SELECTED TEXT:
○ ○ ○ ○ ○

Optimal NA isolation includes lysis from diverse sources such as human cells, viruses, bacterial spores, or protozoan oocysts, and purification of DNA or RNA. Techniques involve sample exposure to chemicals, enzymes, or binding matrices that reduce sample volume, variability, and complexity to achieve purity goals. The isolated NA should be efficiently separated from molecules that could act as potential inhibitors of a downstream molecular assay. The best preparation method depends on the requirements for a specific application. Goals may include flexibility for multiple sample types, large batch processing, speed, or high-purity NA. Consistent results for today’s molecular methods can usually be obtained by the right combination of lysis, concentration, purification, and efficiency for NA isolation.

○ ○ ○ ○ ○

ACTIVITIES:
1. How would you summarize the text on nucleic acid isolation in two sentences?
2. Which sources of lysis does the text on nucleic acid isolation name in its first sentence? List all of them.
The records have no connection to the text on nucleic acid isolation.

○ ○ ○ ○ ○

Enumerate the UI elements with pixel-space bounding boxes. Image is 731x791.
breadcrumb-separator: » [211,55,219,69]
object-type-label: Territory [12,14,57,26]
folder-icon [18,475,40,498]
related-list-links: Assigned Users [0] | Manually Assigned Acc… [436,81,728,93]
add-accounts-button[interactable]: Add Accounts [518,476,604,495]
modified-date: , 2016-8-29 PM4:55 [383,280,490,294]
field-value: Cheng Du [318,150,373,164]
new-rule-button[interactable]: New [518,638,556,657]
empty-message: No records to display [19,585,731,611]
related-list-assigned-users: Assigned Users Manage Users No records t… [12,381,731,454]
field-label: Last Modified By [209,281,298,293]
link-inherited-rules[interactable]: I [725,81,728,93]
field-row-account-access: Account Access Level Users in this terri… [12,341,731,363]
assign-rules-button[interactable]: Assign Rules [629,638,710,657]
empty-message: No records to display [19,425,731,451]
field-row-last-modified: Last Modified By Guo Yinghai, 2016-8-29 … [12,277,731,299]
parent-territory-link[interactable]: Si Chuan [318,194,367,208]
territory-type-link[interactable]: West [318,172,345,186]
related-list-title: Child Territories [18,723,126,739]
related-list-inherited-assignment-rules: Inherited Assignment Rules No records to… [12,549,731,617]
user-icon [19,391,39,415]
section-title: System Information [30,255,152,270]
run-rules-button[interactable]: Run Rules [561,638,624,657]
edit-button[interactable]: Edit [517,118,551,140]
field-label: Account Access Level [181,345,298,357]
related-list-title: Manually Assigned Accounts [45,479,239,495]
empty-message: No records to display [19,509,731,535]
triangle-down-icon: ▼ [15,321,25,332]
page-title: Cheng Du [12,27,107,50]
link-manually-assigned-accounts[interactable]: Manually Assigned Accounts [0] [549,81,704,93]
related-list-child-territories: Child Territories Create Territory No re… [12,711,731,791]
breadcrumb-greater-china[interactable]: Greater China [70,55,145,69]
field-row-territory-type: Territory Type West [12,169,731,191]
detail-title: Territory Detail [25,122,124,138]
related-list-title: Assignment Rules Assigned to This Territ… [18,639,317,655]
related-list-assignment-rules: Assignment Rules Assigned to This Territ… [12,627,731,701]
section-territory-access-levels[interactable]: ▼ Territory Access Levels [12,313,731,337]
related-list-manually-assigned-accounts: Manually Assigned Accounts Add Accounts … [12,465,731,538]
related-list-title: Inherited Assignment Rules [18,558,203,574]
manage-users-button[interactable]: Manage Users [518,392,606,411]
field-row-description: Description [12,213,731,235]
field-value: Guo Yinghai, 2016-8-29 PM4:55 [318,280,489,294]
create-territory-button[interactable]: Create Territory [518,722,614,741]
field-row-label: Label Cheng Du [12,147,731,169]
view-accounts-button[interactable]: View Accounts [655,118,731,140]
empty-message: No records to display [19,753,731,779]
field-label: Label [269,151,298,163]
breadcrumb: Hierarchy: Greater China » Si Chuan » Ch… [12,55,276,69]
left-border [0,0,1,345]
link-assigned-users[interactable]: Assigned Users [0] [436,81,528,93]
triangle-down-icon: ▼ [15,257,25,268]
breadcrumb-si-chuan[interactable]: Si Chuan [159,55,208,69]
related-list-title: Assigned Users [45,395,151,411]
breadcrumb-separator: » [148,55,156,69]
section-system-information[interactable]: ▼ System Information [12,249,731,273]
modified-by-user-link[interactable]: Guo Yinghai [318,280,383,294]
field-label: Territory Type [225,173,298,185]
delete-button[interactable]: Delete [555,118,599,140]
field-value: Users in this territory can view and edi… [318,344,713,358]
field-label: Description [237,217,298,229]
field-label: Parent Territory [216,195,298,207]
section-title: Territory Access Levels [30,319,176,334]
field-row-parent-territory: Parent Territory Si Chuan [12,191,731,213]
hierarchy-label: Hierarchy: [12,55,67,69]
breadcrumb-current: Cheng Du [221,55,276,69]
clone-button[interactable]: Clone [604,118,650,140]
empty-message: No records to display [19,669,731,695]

○ ○ ○ ○ ○

EXPECTED OUTPUTS:
1. Optimal nucleic acid isolation combines lysis of sources such as cells, viruses, spores, or oocysts with purification of DNA or RNA, using chemicals, enzymes, or binding matrices to reach purity goals and remove molecules that could inhibit downstream assays. The best method depends on the application's requirements, and consistent results usually come from the right combination of lysis, concentration, purification, and efficiency.

2.
- human cells
- viruses
- bacterial spores
- protozoan oocysts